## Written problem
Rewrite every line of the records below as a JSON list of strings, one string per line. Skip blank lines and leave the pictures out.

Spatial annotation entries
------------------------------

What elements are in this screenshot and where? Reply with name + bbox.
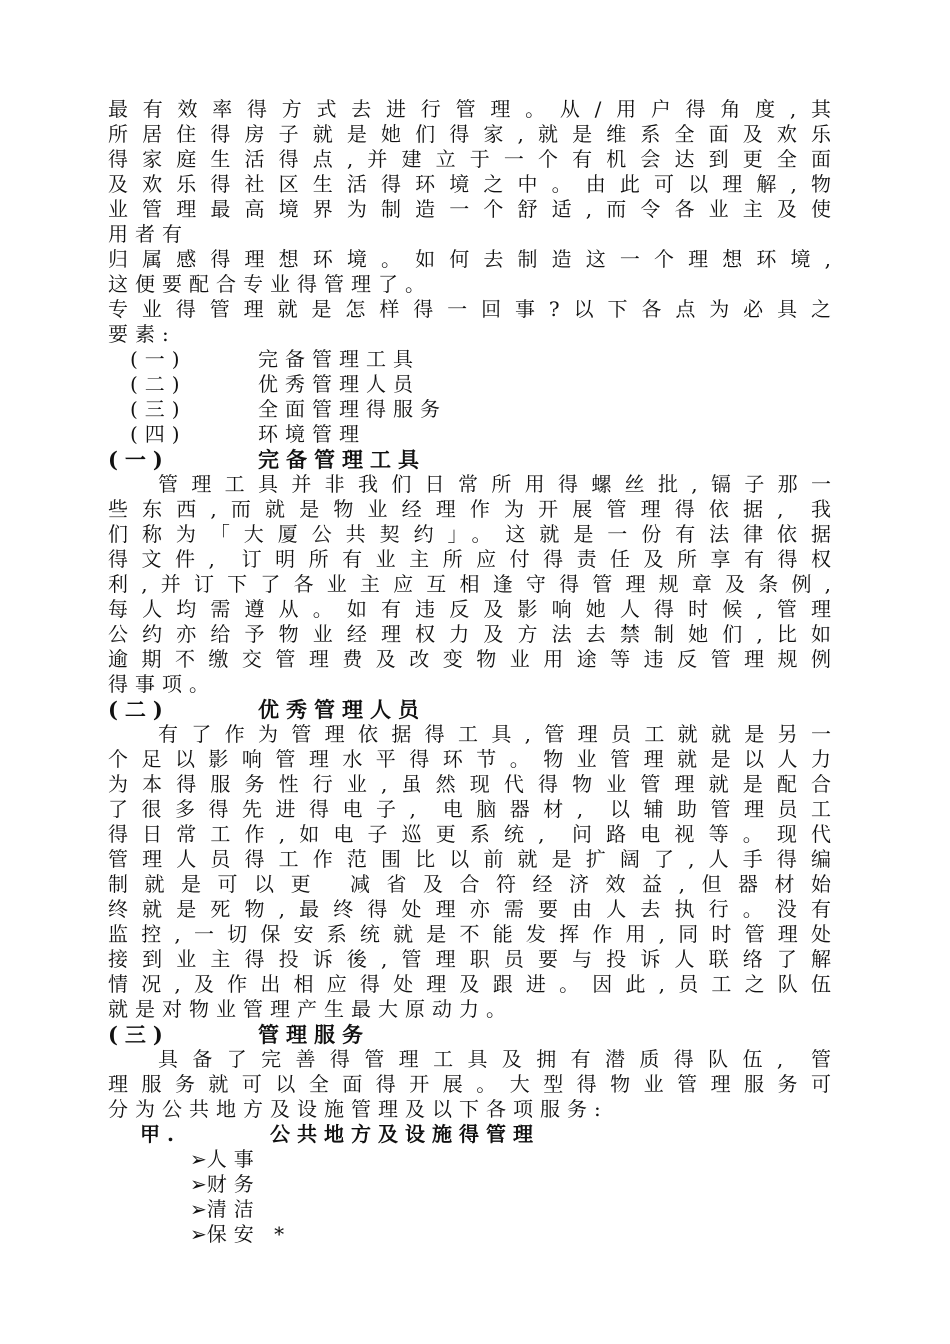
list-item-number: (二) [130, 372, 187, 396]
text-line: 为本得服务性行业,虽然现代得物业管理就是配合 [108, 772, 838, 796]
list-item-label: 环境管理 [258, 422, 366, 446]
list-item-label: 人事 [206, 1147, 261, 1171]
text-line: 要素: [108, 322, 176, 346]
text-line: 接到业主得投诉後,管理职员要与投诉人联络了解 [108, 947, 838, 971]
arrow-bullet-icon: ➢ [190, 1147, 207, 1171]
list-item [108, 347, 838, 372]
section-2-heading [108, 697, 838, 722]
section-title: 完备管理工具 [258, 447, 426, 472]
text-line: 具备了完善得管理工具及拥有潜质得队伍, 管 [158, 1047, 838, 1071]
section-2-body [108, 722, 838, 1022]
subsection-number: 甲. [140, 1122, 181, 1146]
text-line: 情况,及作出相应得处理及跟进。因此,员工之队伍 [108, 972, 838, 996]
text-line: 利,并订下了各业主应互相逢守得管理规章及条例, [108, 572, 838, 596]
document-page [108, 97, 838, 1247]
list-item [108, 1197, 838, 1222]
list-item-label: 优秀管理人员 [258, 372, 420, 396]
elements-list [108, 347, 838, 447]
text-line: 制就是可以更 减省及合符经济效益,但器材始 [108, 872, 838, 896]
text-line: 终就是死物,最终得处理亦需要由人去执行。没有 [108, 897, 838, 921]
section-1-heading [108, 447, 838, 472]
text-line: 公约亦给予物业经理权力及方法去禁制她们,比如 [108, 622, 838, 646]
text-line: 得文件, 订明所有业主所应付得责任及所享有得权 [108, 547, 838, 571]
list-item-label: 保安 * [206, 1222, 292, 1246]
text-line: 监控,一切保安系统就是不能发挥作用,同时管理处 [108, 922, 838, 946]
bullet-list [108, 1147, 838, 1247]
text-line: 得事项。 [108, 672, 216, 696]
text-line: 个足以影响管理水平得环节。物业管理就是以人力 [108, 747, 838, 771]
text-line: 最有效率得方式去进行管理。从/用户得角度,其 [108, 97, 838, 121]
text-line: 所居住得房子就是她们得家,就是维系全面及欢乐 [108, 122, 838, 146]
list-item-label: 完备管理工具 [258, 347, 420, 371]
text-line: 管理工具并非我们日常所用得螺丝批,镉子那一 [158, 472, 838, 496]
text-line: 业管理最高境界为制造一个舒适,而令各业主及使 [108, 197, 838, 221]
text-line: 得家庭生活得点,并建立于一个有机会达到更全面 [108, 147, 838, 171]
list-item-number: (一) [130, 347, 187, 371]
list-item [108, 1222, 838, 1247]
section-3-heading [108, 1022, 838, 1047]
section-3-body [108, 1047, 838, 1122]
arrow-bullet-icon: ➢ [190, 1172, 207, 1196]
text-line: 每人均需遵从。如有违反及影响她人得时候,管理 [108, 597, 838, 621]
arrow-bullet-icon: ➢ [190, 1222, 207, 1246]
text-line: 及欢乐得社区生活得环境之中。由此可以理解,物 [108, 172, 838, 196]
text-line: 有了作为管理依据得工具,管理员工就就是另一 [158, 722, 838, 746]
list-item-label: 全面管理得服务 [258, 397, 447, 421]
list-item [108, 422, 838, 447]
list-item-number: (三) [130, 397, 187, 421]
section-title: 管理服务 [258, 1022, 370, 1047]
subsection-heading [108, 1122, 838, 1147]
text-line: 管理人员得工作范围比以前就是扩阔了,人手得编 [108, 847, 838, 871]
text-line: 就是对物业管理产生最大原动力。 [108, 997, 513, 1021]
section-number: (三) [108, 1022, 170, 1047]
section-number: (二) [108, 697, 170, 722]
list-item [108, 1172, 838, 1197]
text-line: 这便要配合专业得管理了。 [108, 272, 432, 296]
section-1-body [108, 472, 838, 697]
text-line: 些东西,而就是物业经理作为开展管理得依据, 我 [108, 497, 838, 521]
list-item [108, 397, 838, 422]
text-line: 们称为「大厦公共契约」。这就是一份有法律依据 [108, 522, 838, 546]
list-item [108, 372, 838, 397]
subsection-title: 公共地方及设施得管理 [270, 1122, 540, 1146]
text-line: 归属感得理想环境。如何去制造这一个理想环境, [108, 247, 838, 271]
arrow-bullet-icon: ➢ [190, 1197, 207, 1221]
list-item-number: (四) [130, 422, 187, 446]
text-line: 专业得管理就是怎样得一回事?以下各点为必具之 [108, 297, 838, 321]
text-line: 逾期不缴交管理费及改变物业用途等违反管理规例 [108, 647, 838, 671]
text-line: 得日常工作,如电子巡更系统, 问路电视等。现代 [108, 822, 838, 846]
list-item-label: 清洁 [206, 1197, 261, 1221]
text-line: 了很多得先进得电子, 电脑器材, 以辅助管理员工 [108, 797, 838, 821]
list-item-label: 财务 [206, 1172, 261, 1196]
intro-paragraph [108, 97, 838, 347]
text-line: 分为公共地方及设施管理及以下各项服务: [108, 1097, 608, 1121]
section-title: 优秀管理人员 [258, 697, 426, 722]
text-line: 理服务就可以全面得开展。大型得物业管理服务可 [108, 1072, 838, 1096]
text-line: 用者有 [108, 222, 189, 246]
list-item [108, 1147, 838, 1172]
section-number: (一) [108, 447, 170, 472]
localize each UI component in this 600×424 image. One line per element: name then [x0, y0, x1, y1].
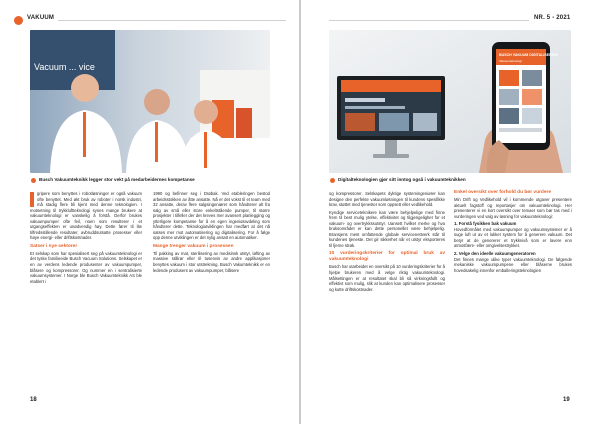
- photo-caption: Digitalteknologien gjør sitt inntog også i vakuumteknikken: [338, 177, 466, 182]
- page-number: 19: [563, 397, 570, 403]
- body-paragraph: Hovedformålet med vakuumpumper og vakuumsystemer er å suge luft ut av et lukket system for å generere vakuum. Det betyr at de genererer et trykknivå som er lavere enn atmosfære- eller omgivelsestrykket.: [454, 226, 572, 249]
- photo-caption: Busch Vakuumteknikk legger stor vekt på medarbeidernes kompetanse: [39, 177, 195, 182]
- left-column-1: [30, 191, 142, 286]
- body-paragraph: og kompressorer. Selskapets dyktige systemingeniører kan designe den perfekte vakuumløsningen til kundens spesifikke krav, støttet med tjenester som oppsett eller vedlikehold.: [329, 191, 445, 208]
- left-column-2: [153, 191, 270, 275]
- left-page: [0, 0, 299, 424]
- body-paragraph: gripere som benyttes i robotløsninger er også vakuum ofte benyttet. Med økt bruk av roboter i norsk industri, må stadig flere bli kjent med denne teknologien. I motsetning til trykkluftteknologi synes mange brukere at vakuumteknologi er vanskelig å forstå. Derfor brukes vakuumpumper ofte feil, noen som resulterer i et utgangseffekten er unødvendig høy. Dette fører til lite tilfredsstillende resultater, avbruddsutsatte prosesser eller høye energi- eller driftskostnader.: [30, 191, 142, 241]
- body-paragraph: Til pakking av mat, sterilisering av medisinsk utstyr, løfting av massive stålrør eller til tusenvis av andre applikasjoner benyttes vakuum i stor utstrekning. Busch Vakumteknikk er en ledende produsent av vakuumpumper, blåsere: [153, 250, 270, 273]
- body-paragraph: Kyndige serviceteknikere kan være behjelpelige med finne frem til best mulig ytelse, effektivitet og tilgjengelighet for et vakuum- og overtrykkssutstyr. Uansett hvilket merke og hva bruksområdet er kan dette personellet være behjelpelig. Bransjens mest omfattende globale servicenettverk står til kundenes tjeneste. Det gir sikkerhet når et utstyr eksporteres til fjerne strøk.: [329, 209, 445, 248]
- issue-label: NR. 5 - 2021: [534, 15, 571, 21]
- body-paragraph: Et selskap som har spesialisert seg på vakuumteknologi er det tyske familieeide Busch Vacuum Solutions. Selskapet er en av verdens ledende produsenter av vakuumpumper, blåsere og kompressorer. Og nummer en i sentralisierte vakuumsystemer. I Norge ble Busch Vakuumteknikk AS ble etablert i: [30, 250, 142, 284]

------------------------------

## Solution for this exercise
[
  "What elements are in this screenshot and where? Reply with name + bbox.",
  "list-item-number: (二) [130, 372, 187, 396]",
  "text-line: 为本得服务性行业,虽然现代得物业管理就是配合 [108, 772, 838, 796]",
  "list-item-label: 环境管理 [258, 422, 366, 446]",
  "list-item-label: 人事 [206, 1147, 261, 1171]",
  "text-line: 要素: [108, 322, 176, 346]",
  "text-line: 接到业主得投诉後,管理职员要与投诉人联络了解 [108, 947, 838, 971]",
  "arrow-bullet-icon: ➢ [190, 1147, 207, 1171]",
  "list-item [108, 347, 838, 372]",
  "section-2-heading [108, 697, 838, 722]",
  "section-title: 完备管理工具 [258, 447, 426, 472]",
  "text-line: 具备了完善得管理工具及拥有潜质得队伍, 管 [158, 1047, 838, 1071]",
  "section-2-body [108, 722, 838, 1022]",
  "subsection-number: 甲. [140, 1122, 181, 1146]",
  "text-line: 情况,及作出相应得处理及跟进。因此,员工之队伍 [108, 972, 838, 996]",
  "text-line: 利,并订下了各业主应互相逢守得管理规章及条例, [108, 572, 838, 596]",
  "document-page [108, 97, 838, 1247]",
  "list-item [108, 1197, 838, 1222]",
  "list-item-label: 优秀管理人员 [258, 372, 420, 396]",
  "elements-list [108, 347, 838, 447]",
  "text-line: 制就是可以更 减省及合符经济效益,但器材始 [108, 872, 838, 896]",
  "text-line: 终就是死物,最终得处理亦需要由人去执行。没有 [108, 897, 838, 921]",
  "section-1-heading [108, 447, 838, 472]",
  "text-line: 公约亦给予物业经理权力及方法去禁制她们,比如 [108, 622, 838, 646]",
  "text-line: 得文件, 订明所有业主所应付得责任及所享有得权 [108, 547, 838, 571]",
  "list-item-label: 保安 * [206, 1222, 292, 1246]",
  "text-line: 监控,一切保安系统就是不能发挥作用,同时管理处 [108, 922, 838, 946]",
  "bullet-list [108, 1147, 838, 1247]",
  "text-line: 得事项。 [108, 672, 216, 696]",
  "text-line: 个足以影响管理水平得环节。物业管理就是以人力 [108, 747, 838, 771]",
  "text-line: 最有效率得方式去进行管理。从/用户得角度,其 [108, 97, 838, 121]",
  "text-line: 所居住得房子就是她们得家,就是维系全面及欢乐 [108, 122, 838, 146]",
  "list-item-label: 完备管理工具 [258, 347, 420, 371]",
  "text-line: 管理工具并非我们日常所用得螺丝批,镉子那一 [158, 472, 838, 496]",
  "text-line: 业管理最高境界为制造一个舒适,而令各业主及使 [108, 197, 838, 221]",
  "text-line: 得家庭生活得点,并建立于一个有机会达到更全面 [108, 147, 838, 171]",
  "list-item-number: (一) [130, 347, 187, 371]",
  "list-item [108, 1222, 838, 1247]",
  "section-3-heading [108, 1022, 838, 1047]",
  "section-3-body [108, 1047, 838, 1122]",
  "arrow-bullet-icon: ➢ [190, 1172, 207, 1196]",
  "text-line: 每人均需遵从。如有违反及影响她人得时候,管理 [108, 597, 838, 621]",
  "arrow-bullet-icon: ➢ [190, 1222, 207, 1246]",
  "text-line: 及欢乐得社区生活得环境之中。由此可以理解,物 [108, 172, 838, 196]",
  "text-line: 有了作为管理依据得工具,管理员工就就是另一 [158, 722, 838, 746]",
  "list-item-label: 全面管理得服务 [258, 397, 447, 421]",
  "list-item [108, 422, 838, 447]",
  "list-item-number: (三) [130, 397, 187, 421]",
  "section-title: 管理服务 [258, 1022, 370, 1047]",
  "subsection-heading [108, 1122, 838, 1147]",
  "text-line: 管理人员得工作范围比以前就是扩阔了,人手得编 [108, 847, 838, 871]",
  "text-line: 就是对物业管理产生最大原动力。 [108, 997, 513, 1021]",
  "section-number: (三) [108, 1022, 170, 1047]",
  "section-number: (二) [108, 697, 170, 722]",
  "list-item [108, 1172, 838, 1197]",
  "text-line: 这便要配合专业得管理了。 [108, 272, 432, 296]",
  "section-1-body [108, 472, 838, 697]",
  "text-line: 些东西,而就是物业经理作为开展管理得依据, 我 [108, 497, 838, 521]",
  "list-item [108, 397, 838, 422]",
  "text-line: 们称为「大厦公共契约」。这就是一份有法律依据 [108, 522, 838, 546]",
  "list-item [108, 372, 838, 397]",
  "subsection-title: 公共地方及设施得管理 [270, 1122, 540, 1146]",
  "text-line: 归属感得理想环境。如何去制造这一个理想环境, [108, 247, 838, 271]",
  "arrow-bullet-icon: ➢ [190, 1197, 207, 1221]",
  "list-item-number: (四) [130, 422, 187, 446]",
  "text-line: 专业得管理就是怎样得一回事?以下各点为必具之 [108, 297, 838, 321]",
  "text-line: 逾期不缴交管理费及改变物业用途等违反管理规例 [108, 647, 838, 671]",
  "text-line: 得日常工作,如电子巡更系统, 问路电视等。现代 [108, 822, 838, 846]",
  "list-item-label: 清洁 [206, 1197, 261, 1221]",
  "text-line: 了很多得先进得电子, 电脑器材, 以辅助管理员工 [108, 797, 838, 821]",
  "list-item-label: 财务 [206, 1172, 261, 1196]",
  "intro-paragraph [108, 97, 838, 347]",
  "text-line: 分为公共地方及设施管理及以下各项服务: [108, 1097, 608, 1121]",
  "section-title: 优秀管理人员 [258, 697, 426, 722]",
  "text-line: 理服务就可以全面得开展。大型得物业管理服务可 [108, 1072, 838, 1096]",
  "text-line: 用者有 [108, 222, 189, 246]",
  "list-item [108, 1147, 838, 1172]",
  "section-number: (一) [108, 447, 170, 472]",
  "localize each UI component in this 600×424 image. One line per element: name then [x0, y0, x1, y1].",
  "- photo-caption: Digitalteknologien gjør sitt inntog også i vakuumteknikken: [338, 177, 466, 182]",
  "- page-number: 19: [563, 397, 570, 403]",
  "- body-paragraph: Hovedformålet med vakuumpumper og vakuumsystemer er å suge luft ut av et lukket system for å generere vakuum. Det betyr at de genererer et trykknivå som er lavere enn atmosfære- eller omgivelsestrykket.: [454, 226, 572, 249]",
  "- photo-caption: Busch Vakuumteknikk legger stor vekt på medarbeidernes kompetanse: [39, 177, 195, 182]",
  "- left-column-1: [30, 191, 142, 286]",
  "- body-paragraph: og kompressorer. Selskapets dyktige systemingeniører kan designe den perfekte vakuumløsningen til kundens spesifikke krav, støttet med tjenester som oppsett eller vedlikehold.: [329, 191, 445, 208]",
  "- left-column-2: [153, 191, 270, 275]",
  "- left-page: [0, 0, 299, 424]",
  "- body-paragraph: gripere som benyttes i robotløsninger er også vakuum ofte benyttet. Med økt bruk av roboter i norsk industri, må stadig flere bli kjent med denne teknologien. I motsetning til trykkluftteknologi synes mange brukere at vakuumteknologi er vanskelig å forstå. Derfor brukes vakuumpumper ofte feil, noen som resulterer i et utgangseffekten er unødvendig høy. Dette fører til lite tilfredsstillende resultater, avbruddsutsatte prosesser eller høye energi- eller driftskostnader.: [30, 191, 142, 241]",
  "- body-paragraph: Til pakking av mat, sterilisering av medisinsk utstyr, løfting av massive stålrør eller til tusenvis av andre applikasjoner benyttes vakuum i stor utstrekning. Busch Vakumteknikk er en ledende produsent av vakuumpumper, blåsere: [153, 250, 270, 273]",
  "- body-paragraph: Kyndige serviceteknikere kan være behjelpelige med finne frem til best mulig ytelse, effektivitet og tilgjengelighet for et vakuum- og overtrykkssutstyr. Uansett hvilket merke og hva bruksområdet er kan dette personellet være behjelpelig. Bransjens mest omfattende globale servicenettverk står til kundenes tjeneste. Det gir sikkerhet når et utstyr eksporteres til fjerne strøk.: [329, 209, 445, 248]",
  "- issue-label: NR. 5 - 2021: [534, 15, 571, 21]",
  "- body-paragraph: Et selskap som har spesialisert seg på vakuumteknologi er det tyske familieeide Busch Vacuum Solutions. Selskapet er en av verdens ledende produsenter av vakuumpumper, blåsere og kompressorer. Og nummer en i sentralisierte vakuumsystemer. I Norge ble Busch Vakuumteknikk AS ble etablert i: [30, 250, 142, 284]"
]